### [Input for this task]
___

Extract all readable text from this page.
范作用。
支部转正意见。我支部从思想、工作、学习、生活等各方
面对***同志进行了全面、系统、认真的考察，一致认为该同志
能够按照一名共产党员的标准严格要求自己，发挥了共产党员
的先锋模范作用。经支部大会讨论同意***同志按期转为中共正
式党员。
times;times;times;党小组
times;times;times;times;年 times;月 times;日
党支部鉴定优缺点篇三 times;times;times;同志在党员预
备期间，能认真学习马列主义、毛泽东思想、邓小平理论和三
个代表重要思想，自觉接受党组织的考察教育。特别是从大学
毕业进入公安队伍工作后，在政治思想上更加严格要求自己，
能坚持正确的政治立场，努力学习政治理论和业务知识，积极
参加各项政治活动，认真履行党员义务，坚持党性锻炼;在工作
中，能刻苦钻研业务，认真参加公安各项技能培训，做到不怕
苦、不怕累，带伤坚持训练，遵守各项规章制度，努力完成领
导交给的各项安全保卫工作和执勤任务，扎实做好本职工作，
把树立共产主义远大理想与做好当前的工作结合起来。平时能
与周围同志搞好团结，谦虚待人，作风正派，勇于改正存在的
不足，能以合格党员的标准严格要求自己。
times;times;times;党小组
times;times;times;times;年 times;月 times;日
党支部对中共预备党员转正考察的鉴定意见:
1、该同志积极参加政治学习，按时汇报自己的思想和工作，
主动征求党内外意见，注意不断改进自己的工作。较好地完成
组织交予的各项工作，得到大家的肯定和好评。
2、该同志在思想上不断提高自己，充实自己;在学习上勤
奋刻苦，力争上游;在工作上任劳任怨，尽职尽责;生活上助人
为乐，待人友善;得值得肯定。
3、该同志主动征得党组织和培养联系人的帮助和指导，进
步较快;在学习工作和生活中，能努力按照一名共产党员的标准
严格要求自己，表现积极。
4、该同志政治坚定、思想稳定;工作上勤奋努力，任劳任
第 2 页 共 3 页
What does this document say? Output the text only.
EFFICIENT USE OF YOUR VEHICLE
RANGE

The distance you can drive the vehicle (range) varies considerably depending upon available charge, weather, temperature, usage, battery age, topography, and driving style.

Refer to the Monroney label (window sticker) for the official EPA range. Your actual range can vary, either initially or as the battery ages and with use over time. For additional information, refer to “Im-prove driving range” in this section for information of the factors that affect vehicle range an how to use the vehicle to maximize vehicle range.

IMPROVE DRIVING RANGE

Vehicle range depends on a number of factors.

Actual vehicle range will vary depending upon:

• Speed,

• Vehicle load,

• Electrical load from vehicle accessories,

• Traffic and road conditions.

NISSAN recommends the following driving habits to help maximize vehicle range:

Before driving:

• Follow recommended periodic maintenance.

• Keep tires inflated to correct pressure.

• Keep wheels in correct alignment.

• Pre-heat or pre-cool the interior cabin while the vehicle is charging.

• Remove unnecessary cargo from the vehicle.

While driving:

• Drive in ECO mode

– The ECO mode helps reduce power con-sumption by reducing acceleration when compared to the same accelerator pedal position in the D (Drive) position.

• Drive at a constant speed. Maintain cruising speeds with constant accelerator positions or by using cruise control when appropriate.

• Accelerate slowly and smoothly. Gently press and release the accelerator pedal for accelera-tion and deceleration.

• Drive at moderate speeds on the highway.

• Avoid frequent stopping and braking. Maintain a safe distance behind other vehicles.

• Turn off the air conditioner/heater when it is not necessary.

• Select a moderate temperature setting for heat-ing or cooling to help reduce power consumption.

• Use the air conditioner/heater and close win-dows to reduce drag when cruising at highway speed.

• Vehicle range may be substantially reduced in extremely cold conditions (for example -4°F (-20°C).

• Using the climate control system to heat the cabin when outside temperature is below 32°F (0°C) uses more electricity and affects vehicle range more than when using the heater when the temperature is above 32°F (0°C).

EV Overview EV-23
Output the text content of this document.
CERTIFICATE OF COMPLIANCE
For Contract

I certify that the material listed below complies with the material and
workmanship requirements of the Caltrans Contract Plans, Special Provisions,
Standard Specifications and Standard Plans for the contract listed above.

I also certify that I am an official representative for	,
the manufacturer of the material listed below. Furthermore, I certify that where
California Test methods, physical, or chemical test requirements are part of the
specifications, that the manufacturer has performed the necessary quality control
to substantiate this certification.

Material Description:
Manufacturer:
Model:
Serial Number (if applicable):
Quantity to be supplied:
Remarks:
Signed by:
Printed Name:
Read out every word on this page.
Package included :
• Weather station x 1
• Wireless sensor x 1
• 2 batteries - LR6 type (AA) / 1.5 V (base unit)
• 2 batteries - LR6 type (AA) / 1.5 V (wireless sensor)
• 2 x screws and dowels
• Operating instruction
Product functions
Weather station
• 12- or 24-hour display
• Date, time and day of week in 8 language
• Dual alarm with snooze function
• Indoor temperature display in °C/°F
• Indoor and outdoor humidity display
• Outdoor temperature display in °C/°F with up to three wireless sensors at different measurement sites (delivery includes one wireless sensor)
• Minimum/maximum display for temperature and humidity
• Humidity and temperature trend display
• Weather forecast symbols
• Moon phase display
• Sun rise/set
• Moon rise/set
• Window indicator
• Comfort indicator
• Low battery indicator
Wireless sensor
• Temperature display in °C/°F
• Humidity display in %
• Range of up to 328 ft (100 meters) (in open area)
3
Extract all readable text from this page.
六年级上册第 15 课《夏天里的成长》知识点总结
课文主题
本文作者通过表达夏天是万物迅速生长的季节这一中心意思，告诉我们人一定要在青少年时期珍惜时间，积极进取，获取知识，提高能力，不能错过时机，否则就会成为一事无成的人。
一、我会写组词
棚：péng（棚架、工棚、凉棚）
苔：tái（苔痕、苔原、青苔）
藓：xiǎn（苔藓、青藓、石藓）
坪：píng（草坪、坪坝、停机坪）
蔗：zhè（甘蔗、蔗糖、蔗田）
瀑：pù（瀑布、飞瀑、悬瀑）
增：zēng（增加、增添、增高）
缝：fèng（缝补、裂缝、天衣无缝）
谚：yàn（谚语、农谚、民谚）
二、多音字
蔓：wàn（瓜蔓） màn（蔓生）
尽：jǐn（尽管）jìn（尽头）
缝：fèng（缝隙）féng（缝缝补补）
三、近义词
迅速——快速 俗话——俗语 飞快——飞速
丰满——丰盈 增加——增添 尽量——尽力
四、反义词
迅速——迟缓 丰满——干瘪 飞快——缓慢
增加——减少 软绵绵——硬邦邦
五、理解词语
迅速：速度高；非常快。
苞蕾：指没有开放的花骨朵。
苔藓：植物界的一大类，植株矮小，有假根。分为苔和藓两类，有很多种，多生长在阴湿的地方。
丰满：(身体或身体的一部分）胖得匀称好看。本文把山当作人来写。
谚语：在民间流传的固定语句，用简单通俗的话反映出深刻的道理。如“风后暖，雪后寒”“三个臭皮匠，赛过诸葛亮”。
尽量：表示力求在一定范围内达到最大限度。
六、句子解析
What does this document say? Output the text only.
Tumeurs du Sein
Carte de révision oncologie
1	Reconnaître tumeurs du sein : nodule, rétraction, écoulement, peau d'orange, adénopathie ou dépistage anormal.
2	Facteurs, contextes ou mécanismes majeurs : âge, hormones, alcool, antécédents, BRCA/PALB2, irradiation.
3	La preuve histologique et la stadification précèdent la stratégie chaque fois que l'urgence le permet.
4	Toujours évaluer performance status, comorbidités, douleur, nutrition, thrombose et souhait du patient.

___

### [Work instructions]
Please list every line of the records that contains "cruising".

### [Exercise response]
• Drive at a constant speed. Maintain cruising speeds with constant accelerator positions or by using cruise control when appropriate.
• Use the air conditioner/heater and close win-dows to reduce drag when cruising at highway speed.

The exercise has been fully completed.